■ GIVEN INFORMATION ■
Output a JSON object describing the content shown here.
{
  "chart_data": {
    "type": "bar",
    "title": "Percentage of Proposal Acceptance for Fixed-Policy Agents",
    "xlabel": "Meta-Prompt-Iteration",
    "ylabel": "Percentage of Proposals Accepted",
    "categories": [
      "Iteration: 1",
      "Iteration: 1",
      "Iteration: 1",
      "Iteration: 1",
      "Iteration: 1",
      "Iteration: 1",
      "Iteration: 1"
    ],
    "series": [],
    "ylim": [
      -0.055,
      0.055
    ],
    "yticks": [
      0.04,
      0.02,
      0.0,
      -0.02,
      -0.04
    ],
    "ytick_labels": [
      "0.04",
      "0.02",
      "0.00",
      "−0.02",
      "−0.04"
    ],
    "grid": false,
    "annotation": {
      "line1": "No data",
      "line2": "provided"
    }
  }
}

■ YOUR GOAL ■
Show the lines of the data that hold the word "Percentage".

■ COMPLETED TASK ■
    "title": "Percentage of Proposal Acceptance for Fixed-Policy Agents",
    "ylabel": "Percentage of Proposals Accepted",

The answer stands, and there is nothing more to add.